• **Request**: A line counts if it contains the string "外部環境變化"; say how many such lines there are, giving only the number.

==== Material for the task ====

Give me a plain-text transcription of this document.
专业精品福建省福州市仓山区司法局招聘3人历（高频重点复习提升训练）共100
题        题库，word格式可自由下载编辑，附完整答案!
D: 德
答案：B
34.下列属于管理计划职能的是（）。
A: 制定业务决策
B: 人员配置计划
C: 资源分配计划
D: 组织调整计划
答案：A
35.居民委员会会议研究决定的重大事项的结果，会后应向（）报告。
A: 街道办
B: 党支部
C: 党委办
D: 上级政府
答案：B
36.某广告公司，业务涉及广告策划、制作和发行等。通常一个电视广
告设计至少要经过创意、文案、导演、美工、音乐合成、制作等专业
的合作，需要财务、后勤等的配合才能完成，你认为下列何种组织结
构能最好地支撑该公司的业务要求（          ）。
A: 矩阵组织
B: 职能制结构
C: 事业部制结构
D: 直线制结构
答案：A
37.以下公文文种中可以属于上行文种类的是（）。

====
==== Material for the task ====

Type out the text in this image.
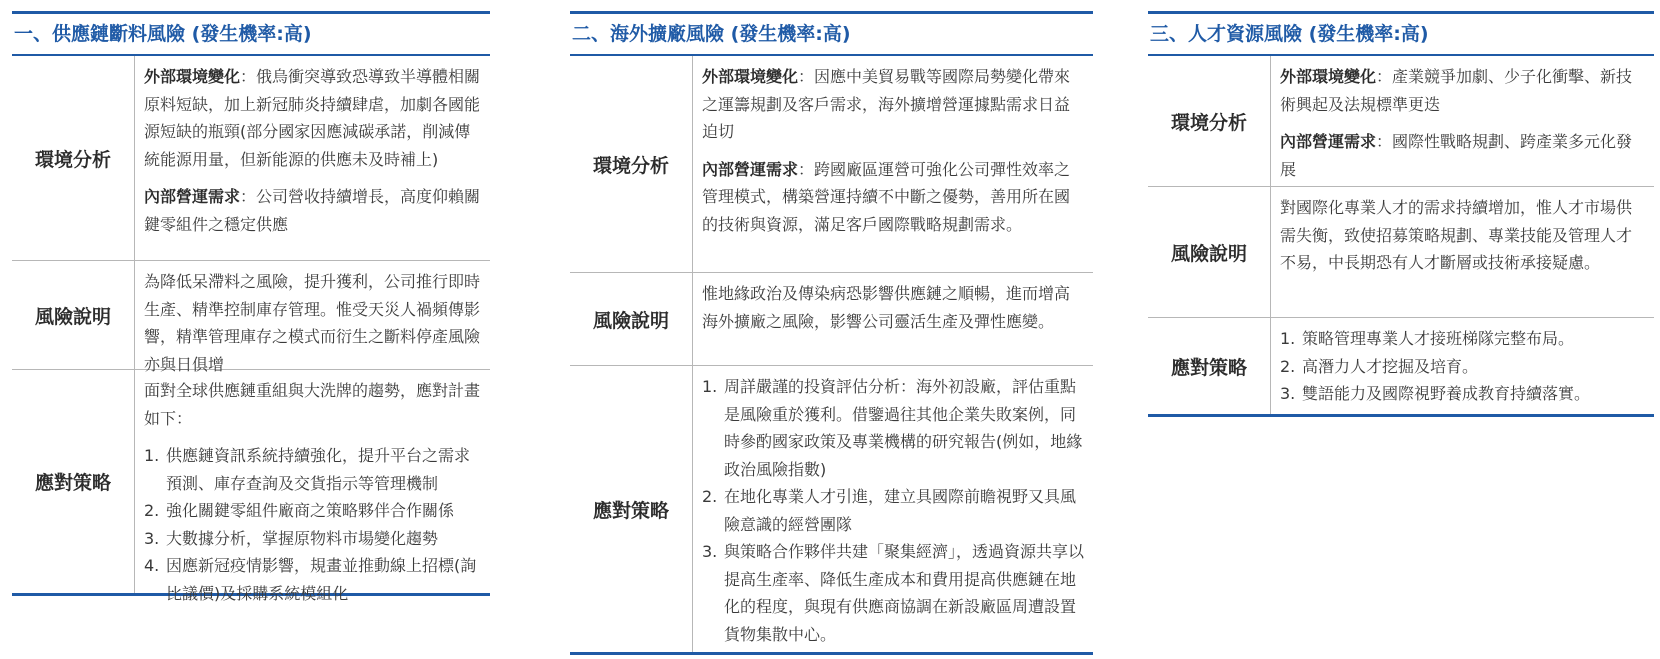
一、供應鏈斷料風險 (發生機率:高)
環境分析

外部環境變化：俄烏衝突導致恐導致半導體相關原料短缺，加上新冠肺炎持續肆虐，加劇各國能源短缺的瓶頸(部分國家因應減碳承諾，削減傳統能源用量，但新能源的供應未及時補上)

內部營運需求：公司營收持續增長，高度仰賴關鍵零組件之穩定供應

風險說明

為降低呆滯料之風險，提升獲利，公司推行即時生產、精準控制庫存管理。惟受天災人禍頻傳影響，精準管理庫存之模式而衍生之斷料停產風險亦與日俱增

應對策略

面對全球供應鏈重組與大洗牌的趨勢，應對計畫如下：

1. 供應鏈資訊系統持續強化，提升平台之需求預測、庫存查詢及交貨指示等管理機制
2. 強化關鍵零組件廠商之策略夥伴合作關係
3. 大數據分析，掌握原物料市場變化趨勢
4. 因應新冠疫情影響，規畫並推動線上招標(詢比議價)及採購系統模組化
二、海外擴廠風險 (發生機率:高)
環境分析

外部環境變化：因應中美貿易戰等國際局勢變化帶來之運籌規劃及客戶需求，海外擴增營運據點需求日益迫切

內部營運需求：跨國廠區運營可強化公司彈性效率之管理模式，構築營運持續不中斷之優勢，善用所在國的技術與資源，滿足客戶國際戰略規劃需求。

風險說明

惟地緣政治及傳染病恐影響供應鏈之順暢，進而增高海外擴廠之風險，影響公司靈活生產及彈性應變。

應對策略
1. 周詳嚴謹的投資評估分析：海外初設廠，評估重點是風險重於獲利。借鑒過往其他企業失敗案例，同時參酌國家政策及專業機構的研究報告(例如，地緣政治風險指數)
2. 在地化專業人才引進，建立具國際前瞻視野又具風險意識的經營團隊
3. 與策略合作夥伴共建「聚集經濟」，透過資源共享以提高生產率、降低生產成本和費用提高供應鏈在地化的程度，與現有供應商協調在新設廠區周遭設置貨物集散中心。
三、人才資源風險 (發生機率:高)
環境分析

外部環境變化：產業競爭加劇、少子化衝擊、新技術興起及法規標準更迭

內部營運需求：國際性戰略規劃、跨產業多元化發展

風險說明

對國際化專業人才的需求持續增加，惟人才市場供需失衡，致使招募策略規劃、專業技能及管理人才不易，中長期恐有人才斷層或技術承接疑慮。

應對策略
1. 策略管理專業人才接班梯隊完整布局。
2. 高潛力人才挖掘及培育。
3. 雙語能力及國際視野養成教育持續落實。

====

• **Reply**: 3